- **JOB**
Exclude the pictures, then repeat the remaining data exactly.

- **Items from a figure collection**
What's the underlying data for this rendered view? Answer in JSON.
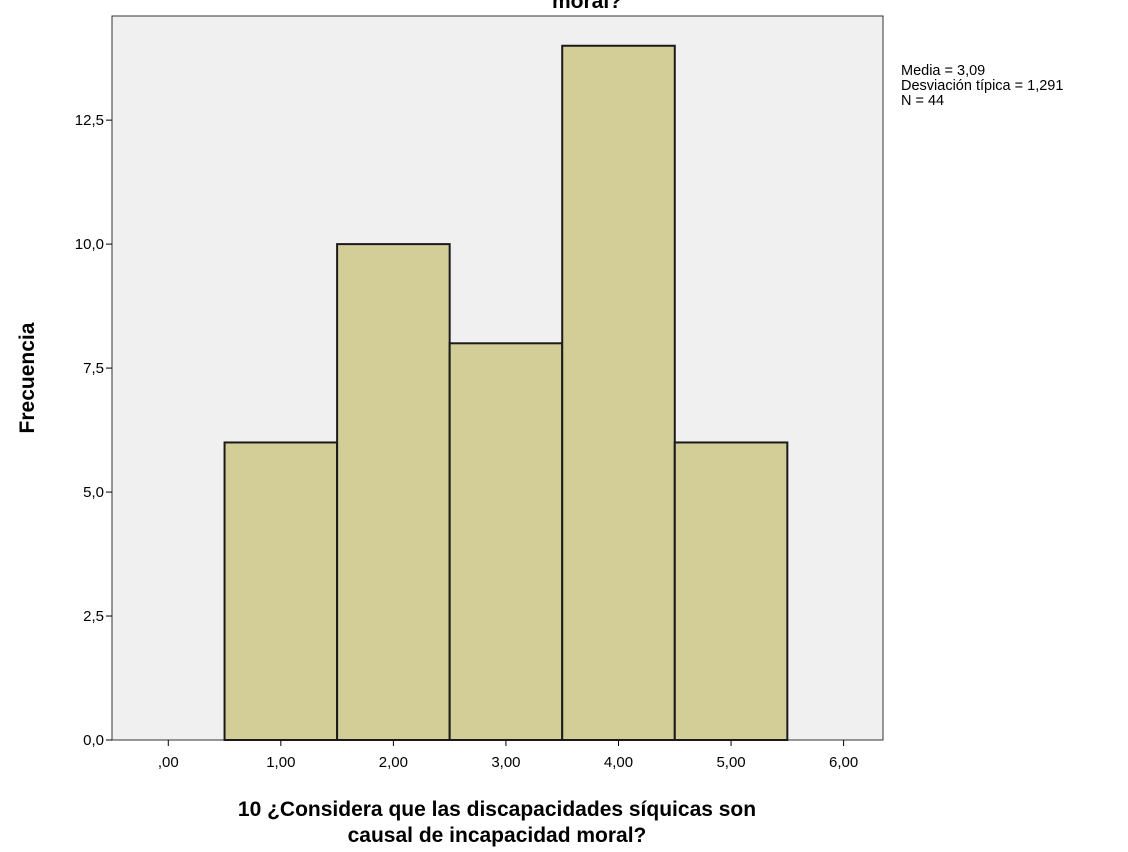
{
  "chart_data": {
    "type": "bar",
    "subtype": "histogram",
    "title_visible_fragment": "moral?",
    "xlabel_lines": [
      "10 ¿Considera que las discapacidades síquicas son",
      "causal de incapacidad moral?"
    ],
    "ylabel": "Frecuencia",
    "bins": [
      {
        "center": 1.0,
        "value": 6
      },
      {
        "center": 2.0,
        "value": 10
      },
      {
        "center": 3.0,
        "value": 8
      },
      {
        "center": 4.0,
        "value": 14
      },
      {
        "center": 5.0,
        "value": 6
      }
    ],
    "bin_width": 1.0,
    "xlim": [
      -0.5,
      6.35
    ],
    "ylim": [
      0,
      14.6
    ],
    "x_ticks": [
      0,
      1,
      2,
      3,
      4,
      5,
      6
    ],
    "x_tick_labels": [
      ",00",
      "1,00",
      "2,00",
      "3,00",
      "4,00",
      "5,00",
      "6,00"
    ],
    "y_ticks": [
      0,
      2.5,
      5,
      7.5,
      10,
      12.5
    ],
    "y_tick_labels": [
      "0,0",
      "2,5",
      "5,0",
      "7,5",
      "10,0",
      "12,5"
    ],
    "statistics": [
      "Media = 3,09",
      "Desviación típica = 1,291",
      "N = 44"
    ],
    "bar_fill": "#d3cd98",
    "bar_stroke": "#1a1a1a",
    "plot_background": "#f0f0f0",
    "grid": false
  }
}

- **RESPONSE**
What's the underlying data for this rendered view? Answer in JSON.
{
  "chart_data": {
    "type": "bar",
    "subtype": "histogram",
    "title_visible_fragment": "moral?",
    "xlabel_lines": [
      "10 ¿Considera que las discapacidades síquicas son",
      "causal de incapacidad moral?"
    ],
    "ylabel": "Frecuencia",
    "bins": [
      {
        "center": 1.0,
        "value": 6
      },
      {
        "center": 2.0,
        "value": 10
      },
      {
        "center": 3.0,
        "value": 8
      },
      {
        "center": 4.0,
        "value": 14
      },
      {
        "center": 5.0,
        "value": 6
      }
    ],
    "bin_width": 1.0,
    "xlim": [
      -0.5,
      6.35
    ],
    "ylim": [
      0,
      14.6
    ],
    "x_ticks": [
      0,
      1,
      2,
      3,
      4,
      5,
      6
    ],
    "x_tick_labels": [
      ",00",
      "1,00",
      "2,00",
      "3,00",
      "4,00",
      "5,00",
      "6,00"
    ],
    "y_ticks": [
      0,
      2.5,
      5,
      7.5,
      10,
      12.5
    ],
    "y_tick_labels": [
      "0,0",
      "2,5",
      "5,0",
      "7,5",
      "10,0",
      "12,5"
    ],
    "statistics": [
      "Media = 3,09",
      "Desviación típica = 1,291",
      "N = 44"
    ],
    "bar_fill": "#d3cd98",
    "bar_stroke": "#1a1a1a",
    "plot_background": "#f0f0f0",
    "grid": false
  }
}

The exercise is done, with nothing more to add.